PROVIDED RECORDS ▸
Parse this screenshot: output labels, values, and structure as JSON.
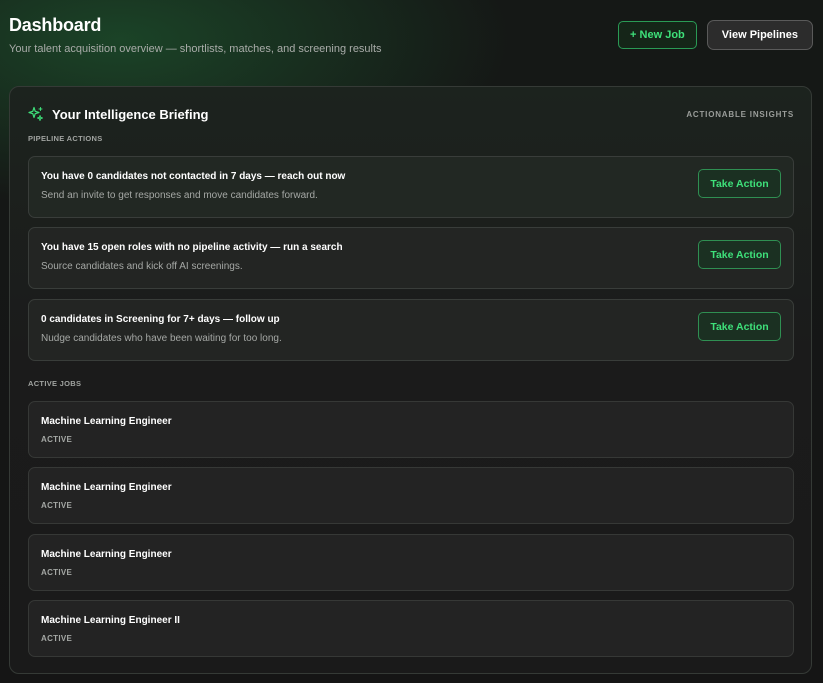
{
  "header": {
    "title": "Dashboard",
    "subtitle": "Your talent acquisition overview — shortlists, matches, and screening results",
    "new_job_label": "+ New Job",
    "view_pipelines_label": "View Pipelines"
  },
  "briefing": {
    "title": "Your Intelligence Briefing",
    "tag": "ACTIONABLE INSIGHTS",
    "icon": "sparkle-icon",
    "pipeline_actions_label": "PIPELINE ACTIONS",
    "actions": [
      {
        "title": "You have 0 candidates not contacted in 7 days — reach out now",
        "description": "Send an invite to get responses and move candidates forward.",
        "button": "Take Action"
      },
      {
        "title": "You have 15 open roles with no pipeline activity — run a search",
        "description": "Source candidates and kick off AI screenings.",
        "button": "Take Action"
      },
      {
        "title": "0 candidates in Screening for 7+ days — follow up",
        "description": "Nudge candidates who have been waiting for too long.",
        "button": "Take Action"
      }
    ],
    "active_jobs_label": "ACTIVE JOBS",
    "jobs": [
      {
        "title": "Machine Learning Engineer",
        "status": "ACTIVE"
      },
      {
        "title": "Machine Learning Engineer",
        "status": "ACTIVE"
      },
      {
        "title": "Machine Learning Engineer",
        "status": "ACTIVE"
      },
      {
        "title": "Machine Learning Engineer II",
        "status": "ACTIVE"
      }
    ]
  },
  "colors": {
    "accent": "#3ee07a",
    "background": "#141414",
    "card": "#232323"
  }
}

WHAT TO DO ▸ Copy out every line holding the string "days".

WRITTEN SOLUTION ▸
        "title": "You have 0 candidates not contacted in 7 days — reach out now",
        "title": "0 candidates in Screening for 7+ days — follow up",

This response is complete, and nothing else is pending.